● **Job**
Provide an exact reproduction of every entry.

## START

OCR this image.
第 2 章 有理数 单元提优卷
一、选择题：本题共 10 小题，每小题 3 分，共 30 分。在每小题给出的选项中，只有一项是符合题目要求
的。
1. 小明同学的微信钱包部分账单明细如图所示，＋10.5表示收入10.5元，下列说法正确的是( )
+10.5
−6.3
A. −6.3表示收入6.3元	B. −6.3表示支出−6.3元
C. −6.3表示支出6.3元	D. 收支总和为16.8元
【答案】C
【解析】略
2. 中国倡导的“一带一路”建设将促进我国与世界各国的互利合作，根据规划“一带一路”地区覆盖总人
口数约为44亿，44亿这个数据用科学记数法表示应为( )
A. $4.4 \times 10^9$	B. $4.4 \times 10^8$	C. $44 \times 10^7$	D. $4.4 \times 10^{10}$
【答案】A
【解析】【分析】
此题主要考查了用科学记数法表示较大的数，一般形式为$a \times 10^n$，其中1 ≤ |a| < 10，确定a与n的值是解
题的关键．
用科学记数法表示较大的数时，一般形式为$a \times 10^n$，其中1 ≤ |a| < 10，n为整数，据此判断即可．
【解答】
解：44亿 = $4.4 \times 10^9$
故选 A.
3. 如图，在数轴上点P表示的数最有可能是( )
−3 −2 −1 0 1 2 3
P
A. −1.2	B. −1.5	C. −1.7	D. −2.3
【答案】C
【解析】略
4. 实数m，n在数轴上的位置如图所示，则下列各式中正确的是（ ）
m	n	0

## END

● **The result**
OCR this image.
第 2 章 有理数 单元提优卷
一、选择题：本题共 10 小题，每小题 3 分，共 30 分。在每小题给出的选项中，只有一项是符合题目要求
的。
1. 小明同学的微信钱包部分账单明细如图所示，＋10.5表示收入10.5元，下列说法正确的是( )
+10.5
−6.3
A. −6.3表示收入6.3元	B. −6.3表示支出−6.3元
C. −6.3表示支出6.3元	D. 收支总和为16.8元
【答案】C
【解析】略
2. 中国倡导的“一带一路”建设将促进我国与世界各国的互利合作，根据规划“一带一路”地区覆盖总人
口数约为44亿，44亿这个数据用科学记数法表示应为( )
A. $4.4 \times 10^9$	B. $4.4 \times 10^8$	C. $44 \times 10^7$	D. $4.4 \times 10^{10}$
【答案】A
【解析】【分析】
此题主要考查了用科学记数法表示较大的数，一般形式为$a \times 10^n$，其中1 ≤ |a| < 10，确定a与n的值是解
题的关键．
用科学记数法表示较大的数时，一般形式为$a \times 10^n$，其中1 ≤ |a| < 10，n为整数，据此判断即可．
【解答】
解：44亿 = $4.4 \times 10^9$
故选 A.
3. 如图，在数轴上点P表示的数最有可能是( )
−3 −2 −1 0 1 2 3
P
A. −1.2	B. −1.5	C. −1.7	D. −2.3
【答案】C
【解析】略
4. 实数m，n在数轴上的位置如图所示，则下列各式中正确的是（ ）
m	n	0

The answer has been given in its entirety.